Begin Recorded information

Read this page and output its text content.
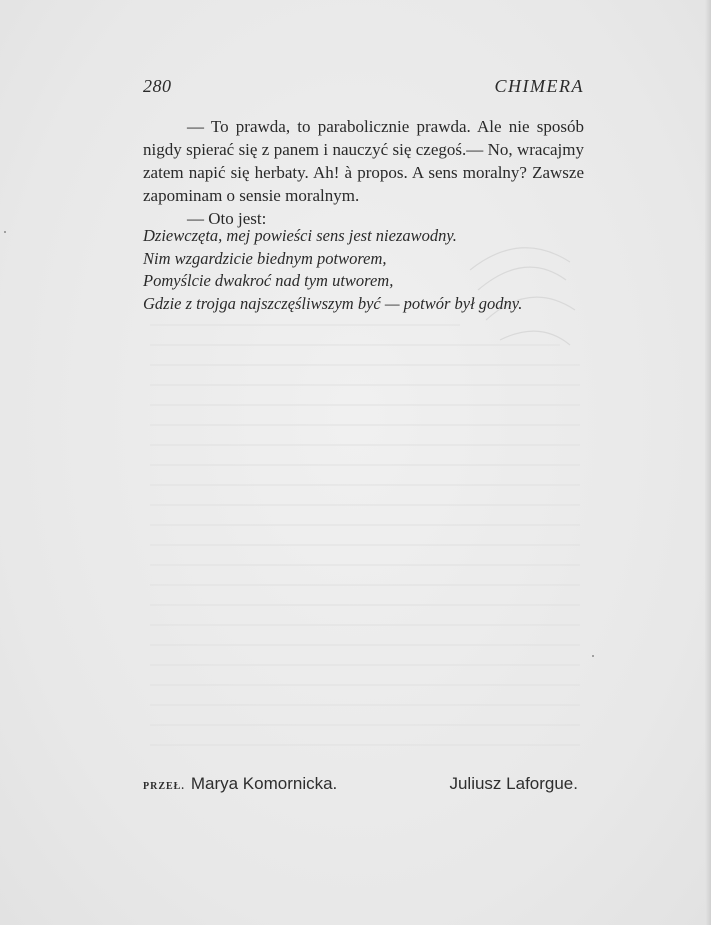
280	CHIMERA

— To prawda, to parabolicznie prawda. Ale nie sposób nigdy spierać się z panem i nauczyć się czegoś.— No, wracajmy zatem napić się herbaty. Ah! à propos. A sens moralny? Zawsze zapominam o sensie moralnym.

— Oto jest:

Dziewczęta, mej powieści sens jest niezawodny.
Nim wzgardzicie biednym potworem,
Pomyślcie dwakroć nad tym utworem,
Gdzie z trojga najszczęśliwszym być — potwór był godny.
PRZEŁ. Marya Komornicka.	Juliusz Laforgue.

End Recorded information

- _Problem description_
Reproduce all entries without any change, and omit the pictures.

- _Reply to the task_
Read this page and output its text content.
280	CHIMERA

— To prawda, to parabolicznie prawda. Ale nie sposób nigdy spierać się z panem i nauczyć się czegoś.— No, wracajmy zatem napić się herbaty. Ah! à propos. A sens moralny? Zawsze zapominam o sensie moralnym.

— Oto jest:

Dziewczęta, mej powieści sens jest niezawodny.
Nim wzgardzicie biednym potworem,
Pomyślcie dwakroć nad tym utworem,
Gdzie z trojga najszczęśliwszym być — potwór był godny.
PRZEŁ. Marya Komornicka.	Juliusz Laforgue.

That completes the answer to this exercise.